**Exercise description**
Set out the stretch from the start of the records through the line containing "y-tick-label: -20 [125,361,167,391]" as a numbered list, leaving out any blank lines.

▶

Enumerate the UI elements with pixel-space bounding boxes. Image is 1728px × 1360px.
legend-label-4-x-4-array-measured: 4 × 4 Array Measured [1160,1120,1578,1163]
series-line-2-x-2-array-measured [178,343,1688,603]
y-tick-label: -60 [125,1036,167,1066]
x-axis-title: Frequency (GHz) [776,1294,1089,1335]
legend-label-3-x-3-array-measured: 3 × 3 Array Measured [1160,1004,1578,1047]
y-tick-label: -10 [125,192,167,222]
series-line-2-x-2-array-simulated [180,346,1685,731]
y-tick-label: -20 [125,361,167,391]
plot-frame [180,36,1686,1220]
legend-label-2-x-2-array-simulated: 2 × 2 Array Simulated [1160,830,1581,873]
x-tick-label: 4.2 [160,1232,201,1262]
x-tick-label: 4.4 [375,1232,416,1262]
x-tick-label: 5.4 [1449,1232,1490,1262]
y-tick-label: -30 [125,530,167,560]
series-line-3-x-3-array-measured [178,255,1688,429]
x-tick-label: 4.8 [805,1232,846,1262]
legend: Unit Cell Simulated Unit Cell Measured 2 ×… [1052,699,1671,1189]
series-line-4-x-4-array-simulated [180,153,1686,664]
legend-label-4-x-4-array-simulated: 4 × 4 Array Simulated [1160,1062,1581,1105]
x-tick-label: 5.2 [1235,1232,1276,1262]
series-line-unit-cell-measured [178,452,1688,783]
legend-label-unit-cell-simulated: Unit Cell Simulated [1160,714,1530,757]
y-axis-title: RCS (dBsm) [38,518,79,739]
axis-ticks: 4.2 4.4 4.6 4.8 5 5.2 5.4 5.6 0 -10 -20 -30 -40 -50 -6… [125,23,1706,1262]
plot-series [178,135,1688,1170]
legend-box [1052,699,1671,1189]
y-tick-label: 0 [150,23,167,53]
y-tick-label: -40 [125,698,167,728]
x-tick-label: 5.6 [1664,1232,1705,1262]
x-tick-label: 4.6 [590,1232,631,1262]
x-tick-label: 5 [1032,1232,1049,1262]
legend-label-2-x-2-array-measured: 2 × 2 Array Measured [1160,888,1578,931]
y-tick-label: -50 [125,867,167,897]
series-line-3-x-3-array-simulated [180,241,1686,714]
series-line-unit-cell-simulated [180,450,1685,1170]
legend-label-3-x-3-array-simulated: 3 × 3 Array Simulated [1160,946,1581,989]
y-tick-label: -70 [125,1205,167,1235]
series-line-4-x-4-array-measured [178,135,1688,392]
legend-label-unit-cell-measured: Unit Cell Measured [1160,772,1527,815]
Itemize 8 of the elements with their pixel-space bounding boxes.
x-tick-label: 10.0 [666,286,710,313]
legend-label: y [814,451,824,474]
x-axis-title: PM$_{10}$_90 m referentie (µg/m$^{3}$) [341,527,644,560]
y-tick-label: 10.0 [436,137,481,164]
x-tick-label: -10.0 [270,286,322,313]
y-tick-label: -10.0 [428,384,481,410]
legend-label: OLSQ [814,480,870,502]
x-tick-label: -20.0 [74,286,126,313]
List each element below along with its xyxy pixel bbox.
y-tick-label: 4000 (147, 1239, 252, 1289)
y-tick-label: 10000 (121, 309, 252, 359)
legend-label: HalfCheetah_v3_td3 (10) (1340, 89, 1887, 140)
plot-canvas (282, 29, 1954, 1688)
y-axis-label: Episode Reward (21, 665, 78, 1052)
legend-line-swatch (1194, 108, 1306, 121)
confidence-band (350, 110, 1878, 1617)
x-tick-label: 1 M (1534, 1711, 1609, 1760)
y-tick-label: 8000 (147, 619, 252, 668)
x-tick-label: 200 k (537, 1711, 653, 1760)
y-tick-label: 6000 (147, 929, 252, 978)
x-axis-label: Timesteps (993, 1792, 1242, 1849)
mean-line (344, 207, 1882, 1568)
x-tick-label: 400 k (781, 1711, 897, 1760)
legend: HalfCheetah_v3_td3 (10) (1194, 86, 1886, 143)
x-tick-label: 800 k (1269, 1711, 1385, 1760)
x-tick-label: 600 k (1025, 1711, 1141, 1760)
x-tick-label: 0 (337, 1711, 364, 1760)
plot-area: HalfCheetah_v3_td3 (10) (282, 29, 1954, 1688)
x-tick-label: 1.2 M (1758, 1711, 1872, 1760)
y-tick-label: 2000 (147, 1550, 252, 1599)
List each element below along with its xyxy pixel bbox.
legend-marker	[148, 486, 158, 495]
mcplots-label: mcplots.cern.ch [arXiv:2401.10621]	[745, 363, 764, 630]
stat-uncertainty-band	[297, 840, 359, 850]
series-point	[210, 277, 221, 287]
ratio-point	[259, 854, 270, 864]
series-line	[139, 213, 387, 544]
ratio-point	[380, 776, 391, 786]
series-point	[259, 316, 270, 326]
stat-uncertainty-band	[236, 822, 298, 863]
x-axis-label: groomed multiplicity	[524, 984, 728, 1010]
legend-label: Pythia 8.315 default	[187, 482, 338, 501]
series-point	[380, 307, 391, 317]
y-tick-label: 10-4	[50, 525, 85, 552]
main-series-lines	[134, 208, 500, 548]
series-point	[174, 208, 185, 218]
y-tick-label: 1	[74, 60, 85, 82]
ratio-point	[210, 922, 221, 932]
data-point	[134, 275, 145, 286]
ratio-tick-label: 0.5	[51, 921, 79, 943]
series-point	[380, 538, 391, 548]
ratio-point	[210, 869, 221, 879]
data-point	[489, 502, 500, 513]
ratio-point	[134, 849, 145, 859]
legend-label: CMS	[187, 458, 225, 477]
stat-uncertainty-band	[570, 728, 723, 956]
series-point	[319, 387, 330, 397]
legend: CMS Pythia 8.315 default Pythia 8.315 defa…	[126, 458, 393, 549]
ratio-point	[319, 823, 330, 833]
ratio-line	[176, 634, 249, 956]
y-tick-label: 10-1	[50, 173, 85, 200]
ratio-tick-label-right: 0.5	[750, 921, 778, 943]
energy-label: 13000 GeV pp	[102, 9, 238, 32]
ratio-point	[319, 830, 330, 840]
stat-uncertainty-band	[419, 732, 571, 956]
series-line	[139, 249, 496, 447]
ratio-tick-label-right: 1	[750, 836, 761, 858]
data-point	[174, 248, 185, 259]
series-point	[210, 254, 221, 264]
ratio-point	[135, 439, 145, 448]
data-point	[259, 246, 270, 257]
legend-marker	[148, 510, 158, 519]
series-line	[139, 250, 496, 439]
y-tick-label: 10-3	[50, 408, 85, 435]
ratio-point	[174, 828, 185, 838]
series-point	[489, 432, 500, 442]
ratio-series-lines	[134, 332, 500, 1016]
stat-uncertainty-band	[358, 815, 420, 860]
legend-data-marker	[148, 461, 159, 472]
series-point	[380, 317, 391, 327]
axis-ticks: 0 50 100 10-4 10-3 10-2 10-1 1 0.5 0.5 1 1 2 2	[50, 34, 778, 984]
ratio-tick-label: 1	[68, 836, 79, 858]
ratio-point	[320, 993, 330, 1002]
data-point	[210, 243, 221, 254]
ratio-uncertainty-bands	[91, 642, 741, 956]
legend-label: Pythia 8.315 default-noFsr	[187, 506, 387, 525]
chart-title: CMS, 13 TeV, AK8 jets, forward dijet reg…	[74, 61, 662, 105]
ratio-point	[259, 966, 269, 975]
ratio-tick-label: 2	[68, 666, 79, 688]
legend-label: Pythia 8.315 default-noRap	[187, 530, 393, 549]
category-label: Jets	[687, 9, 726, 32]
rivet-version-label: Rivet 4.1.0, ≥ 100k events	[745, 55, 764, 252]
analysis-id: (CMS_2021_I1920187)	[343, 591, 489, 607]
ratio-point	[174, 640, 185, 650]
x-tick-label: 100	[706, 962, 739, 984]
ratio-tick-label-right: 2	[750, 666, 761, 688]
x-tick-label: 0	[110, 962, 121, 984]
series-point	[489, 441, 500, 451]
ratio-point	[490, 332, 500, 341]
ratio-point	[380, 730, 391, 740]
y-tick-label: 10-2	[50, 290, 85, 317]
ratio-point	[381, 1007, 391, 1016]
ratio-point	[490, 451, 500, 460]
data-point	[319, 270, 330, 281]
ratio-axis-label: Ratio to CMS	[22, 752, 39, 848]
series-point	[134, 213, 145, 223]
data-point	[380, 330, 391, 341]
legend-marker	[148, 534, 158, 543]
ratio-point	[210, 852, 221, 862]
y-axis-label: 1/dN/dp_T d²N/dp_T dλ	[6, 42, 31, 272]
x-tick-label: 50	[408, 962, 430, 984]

◀

**The output**
1. Enumerate the UI elements with pixel-space bounding boxes. Image is 1728px × 1360px.
2. legend-label-4-x-4-array-measured: 4 × 4 Array Measured [1160,1120,1578,1163]
3. series-line-2-x-2-array-measured [178,343,1688,603]
4. y-tick-label: -60 [125,1036,167,1066]
5. x-axis-title: Frequency (GHz) [776,1294,1089,1335]
6. legend-label-3-x-3-array-measured: 3 × 3 Array Measured [1160,1004,1578,1047]
7. y-tick-label: -10 [125,192,167,222]
8. series-line-2-x-2-array-simulated [180,346,1685,731]
9. y-tick-label: -20 [125,361,167,391]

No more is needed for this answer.